┌─ Raw data

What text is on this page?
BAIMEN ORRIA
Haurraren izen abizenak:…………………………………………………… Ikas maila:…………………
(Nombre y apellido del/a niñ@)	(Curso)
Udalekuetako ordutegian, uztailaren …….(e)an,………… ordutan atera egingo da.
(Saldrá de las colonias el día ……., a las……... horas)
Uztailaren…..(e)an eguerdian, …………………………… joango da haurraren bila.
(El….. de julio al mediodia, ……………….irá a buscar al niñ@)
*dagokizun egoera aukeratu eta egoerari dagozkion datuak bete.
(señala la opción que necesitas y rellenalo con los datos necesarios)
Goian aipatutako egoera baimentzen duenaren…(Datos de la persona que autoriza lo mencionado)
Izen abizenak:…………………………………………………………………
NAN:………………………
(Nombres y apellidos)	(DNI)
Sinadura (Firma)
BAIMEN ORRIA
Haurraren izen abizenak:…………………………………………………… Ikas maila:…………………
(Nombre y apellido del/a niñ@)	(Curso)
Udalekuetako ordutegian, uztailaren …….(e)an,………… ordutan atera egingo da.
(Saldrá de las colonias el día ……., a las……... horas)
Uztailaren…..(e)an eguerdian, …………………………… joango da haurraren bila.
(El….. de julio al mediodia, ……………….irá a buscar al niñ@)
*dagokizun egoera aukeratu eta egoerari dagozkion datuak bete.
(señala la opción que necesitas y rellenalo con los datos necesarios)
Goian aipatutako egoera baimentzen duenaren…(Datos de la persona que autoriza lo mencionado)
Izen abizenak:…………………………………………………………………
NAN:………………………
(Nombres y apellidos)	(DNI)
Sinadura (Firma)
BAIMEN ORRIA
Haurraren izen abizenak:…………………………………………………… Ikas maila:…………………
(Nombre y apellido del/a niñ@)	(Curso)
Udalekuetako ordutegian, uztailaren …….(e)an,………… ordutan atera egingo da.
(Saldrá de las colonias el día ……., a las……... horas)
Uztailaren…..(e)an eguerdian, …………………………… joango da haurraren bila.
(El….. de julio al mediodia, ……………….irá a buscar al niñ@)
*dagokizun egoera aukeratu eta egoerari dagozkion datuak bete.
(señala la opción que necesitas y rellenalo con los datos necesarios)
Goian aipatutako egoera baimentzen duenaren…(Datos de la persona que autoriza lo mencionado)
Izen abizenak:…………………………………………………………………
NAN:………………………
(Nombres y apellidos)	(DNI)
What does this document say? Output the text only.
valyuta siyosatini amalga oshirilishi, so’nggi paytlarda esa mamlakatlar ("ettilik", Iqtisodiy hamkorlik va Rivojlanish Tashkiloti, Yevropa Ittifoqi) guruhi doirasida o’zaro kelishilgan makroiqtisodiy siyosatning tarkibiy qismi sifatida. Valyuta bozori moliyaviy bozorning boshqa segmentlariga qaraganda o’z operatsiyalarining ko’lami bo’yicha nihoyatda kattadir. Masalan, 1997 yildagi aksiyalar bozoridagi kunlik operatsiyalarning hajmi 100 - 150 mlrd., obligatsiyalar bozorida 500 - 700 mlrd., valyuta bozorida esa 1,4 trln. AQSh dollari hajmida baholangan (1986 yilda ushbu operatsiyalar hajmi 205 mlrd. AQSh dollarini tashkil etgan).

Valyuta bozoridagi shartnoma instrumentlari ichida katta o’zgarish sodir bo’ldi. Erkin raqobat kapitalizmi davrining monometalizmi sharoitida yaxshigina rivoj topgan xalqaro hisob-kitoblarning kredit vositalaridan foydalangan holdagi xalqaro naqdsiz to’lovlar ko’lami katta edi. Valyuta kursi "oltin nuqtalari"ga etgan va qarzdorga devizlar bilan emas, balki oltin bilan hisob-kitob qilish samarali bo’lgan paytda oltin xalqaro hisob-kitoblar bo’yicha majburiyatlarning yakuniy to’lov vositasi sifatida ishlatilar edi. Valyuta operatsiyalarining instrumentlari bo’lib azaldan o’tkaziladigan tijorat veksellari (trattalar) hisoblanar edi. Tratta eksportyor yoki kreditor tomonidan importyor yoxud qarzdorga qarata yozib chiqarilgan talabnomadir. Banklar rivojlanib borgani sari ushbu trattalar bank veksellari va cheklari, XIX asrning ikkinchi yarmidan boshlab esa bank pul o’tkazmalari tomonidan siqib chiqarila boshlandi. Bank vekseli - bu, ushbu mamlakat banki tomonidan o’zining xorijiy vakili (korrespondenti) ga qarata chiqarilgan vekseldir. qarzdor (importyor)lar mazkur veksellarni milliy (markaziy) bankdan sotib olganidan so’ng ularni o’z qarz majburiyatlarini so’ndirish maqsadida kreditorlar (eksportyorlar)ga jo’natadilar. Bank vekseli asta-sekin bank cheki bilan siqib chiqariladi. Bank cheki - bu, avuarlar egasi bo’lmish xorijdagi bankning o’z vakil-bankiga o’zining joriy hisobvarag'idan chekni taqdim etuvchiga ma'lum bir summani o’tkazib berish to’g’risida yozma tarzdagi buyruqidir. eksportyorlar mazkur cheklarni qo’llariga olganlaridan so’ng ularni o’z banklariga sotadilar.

└─

§ Directive
Each entry is to be returned in full, character for character.

§ Final result
What text is on this page?
BAIMEN ORRIA
Haurraren izen abizenak:…………………………………………………… Ikas maila:…………………
(Nombre y apellido del/a niñ@)	(Curso)
Udalekuetako ordutegian, uztailaren …….(e)an,………… ordutan atera egingo da.
(Saldrá de las colonias el día ……., a las……... horas)
Uztailaren…..(e)an eguerdian, …………………………… joango da haurraren bila.
(El….. de julio al mediodia, ……………….irá a buscar al niñ@)
*dagokizun egoera aukeratu eta egoerari dagozkion datuak bete.
(señala la opción que necesitas y rellenalo con los datos necesarios)
Goian aipatutako egoera baimentzen duenaren…(Datos de la persona que autoriza lo mencionado)
Izen abizenak:…………………………………………………………………
NAN:………………………
(Nombres y apellidos)	(DNI)
Sinadura (Firma)
BAIMEN ORRIA
Haurraren izen abizenak:…………………………………………………… Ikas maila:…………………
(Nombre y apellido del/a niñ@)	(Curso)
Udalekuetako ordutegian, uztailaren …….(e)an,………… ordutan atera egingo da.
(Saldrá de las colonias el día ……., a las……... horas)
Uztailaren…..(e)an eguerdian, …………………………… joango da haurraren bila.
(El….. de julio al mediodia, ……………….irá a buscar al niñ@)
*dagokizun egoera aukeratu eta egoerari dagozkion datuak bete.
(señala la opción que necesitas y rellenalo con los datos necesarios)
Goian aipatutako egoera baimentzen duenaren…(Datos de la persona que autoriza lo mencionado)
Izen abizenak:…………………………………………………………………
NAN:………………………
(Nombres y apellidos)	(DNI)
Sinadura (Firma)
BAIMEN ORRIA
Haurraren izen abizenak:…………………………………………………… Ikas maila:…………………
(Nombre y apellido del/a niñ@)	(Curso)
Udalekuetako ordutegian, uztailaren …….(e)an,………… ordutan atera egingo da.
(Saldrá de las colonias el día ……., a las……... horas)
Uztailaren…..(e)an eguerdian, …………………………… joango da haurraren bila.
(El….. de julio al mediodia, ……………….irá a buscar al niñ@)
*dagokizun egoera aukeratu eta egoerari dagozkion datuak bete.
(señala la opción que necesitas y rellenalo con los datos necesarios)
Goian aipatutako egoera baimentzen duenaren…(Datos de la persona que autoriza lo mencionado)
Izen abizenak:…………………………………………………………………
NAN:………………………
(Nombres y apellidos)	(DNI)
What does this document say? Output the text only.
valyuta siyosatini amalga oshirilishi, so’nggi paytlarda esa mamlakatlar ("ettilik", Iqtisodiy hamkorlik va Rivojlanish Tashkiloti, Yevropa Ittifoqi) guruhi doirasida o’zaro kelishilgan makroiqtisodiy siyosatning tarkibiy qismi sifatida. Valyuta bozori moliyaviy bozorning boshqa segmentlariga qaraganda o’z operatsiyalarining ko’lami bo’yicha nihoyatda kattadir. Masalan, 1997 yildagi aksiyalar bozoridagi kunlik operatsiyalarning hajmi 100 - 150 mlrd., obligatsiyalar bozorida 500 - 700 mlrd., valyuta bozorida esa 1,4 trln. AQSh dollari hajmida baholangan (1986 yilda ushbu operatsiyalar hajmi 205 mlrd. AQSh dollarini tashkil etgan).

Valyuta bozoridagi shartnoma instrumentlari ichida katta o’zgarish sodir bo’ldi. Erkin raqobat kapitalizmi davrining monometalizmi sharoitida yaxshigina rivoj topgan xalqaro hisob-kitoblarning kredit vositalaridan foydalangan holdagi xalqaro naqdsiz to’lovlar ko’lami katta edi. Valyuta kursi "oltin nuqtalari"ga etgan va qarzdorga devizlar bilan emas, balki oltin bilan hisob-kitob qilish samarali bo’lgan paytda oltin xalqaro hisob-kitoblar bo’yicha majburiyatlarning yakuniy to’lov vositasi sifatida ishlatilar edi. Valyuta operatsiyalarining instrumentlari bo’lib azaldan o’tkaziladigan tijorat veksellari (trattalar) hisoblanar edi. Tratta eksportyor yoki kreditor tomonidan importyor yoxud qarzdorga qarata yozib chiqarilgan talabnomadir. Banklar rivojlanib borgani sari ushbu trattalar bank veksellari va cheklari, XIX asrning ikkinchi yarmidan boshlab esa bank pul o’tkazmalari tomonidan siqib chiqarila boshlandi. Bank vekseli - bu, ushbu mamlakat banki tomonidan o’zining xorijiy vakili (korrespondenti) ga qarata chiqarilgan vekseldir. qarzdor (importyor)lar mazkur veksellarni milliy (markaziy) bankdan sotib olganidan so’ng ularni o’z qarz majburiyatlarini so’ndirish maqsadida kreditorlar (eksportyorlar)ga jo’natadilar. Bank vekseli asta-sekin bank cheki bilan siqib chiqariladi. Bank cheki - bu, avuarlar egasi bo’lmish xorijdagi bankning o’z vakil-bankiga o’zining joriy hisobvarag'idan chekni taqdim etuvchiga ma'lum bir summani o’tkazib berish to’g’risida yozma tarzdagi buyruqidir. eksportyorlar mazkur cheklarni qo’llariga olganlaridan so’ng ularni o’z banklariga sotadilar.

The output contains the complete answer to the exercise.